> [Written task]:
Omit every picture and write out the rest of the records exactly.

Data entries for graphics:

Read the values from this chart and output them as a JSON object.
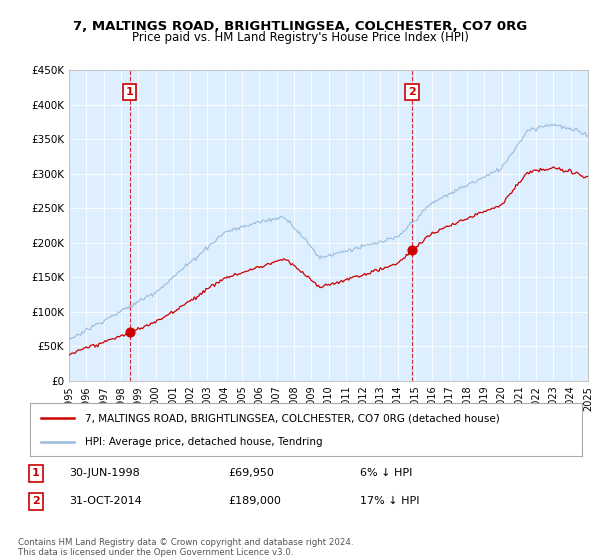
{
  "title": "7, MALTINGS ROAD, BRIGHTLINGSEA, COLCHESTER, CO7 0RG",
  "subtitle": "Price paid vs. HM Land Registry's House Price Index (HPI)",
  "hpi_label": "HPI: Average price, detached house, Tendring",
  "property_label": "7, MALTINGS ROAD, BRIGHTLINGSEA, COLCHESTER, CO7 0RG (detached house)",
  "hpi_color": "#99bbdd",
  "property_color": "#cc0000",
  "annotation1_date": 1998.5,
  "annotation1_price": 69950,
  "annotation2_date": 2014.83,
  "annotation2_price": 189000,
  "ylim": [
    0,
    450000
  ],
  "xlim_start": 1995,
  "xlim_end": 2025,
  "plot_bg_color": "#ddeeff",
  "footer": "Contains HM Land Registry data © Crown copyright and database right 2024.\nThis data is licensed under the Open Government Licence v3.0.",
  "background_color": "#ffffff",
  "grid_color": "#ffffff"
}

> [The completed task]:
Read the values from this chart and output them as a JSON object.
{
  "title": "7, MALTINGS ROAD, BRIGHTLINGSEA, COLCHESTER, CO7 0RG",
  "subtitle": "Price paid vs. HM Land Registry's House Price Index (HPI)",
  "hpi_label": "HPI: Average price, detached house, Tendring",
  "property_label": "7, MALTINGS ROAD, BRIGHTLINGSEA, COLCHESTER, CO7 0RG (detached house)",
  "hpi_color": "#99bbdd",
  "property_color": "#cc0000",
  "annotation1_date": 1998.5,
  "annotation1_price": 69950,
  "annotation2_date": 2014.83,
  "annotation2_price": 189000,
  "ylim": [
    0,
    450000
  ],
  "xlim_start": 1995,
  "xlim_end": 2025,
  "plot_bg_color": "#ddeeff",
  "footer": "Contains HM Land Registry data © Crown copyright and database right 2024.\nThis data is licensed under the Open Government Licence v3.0.",
  "background_color": "#ffffff",
  "grid_color": "#ffffff"
}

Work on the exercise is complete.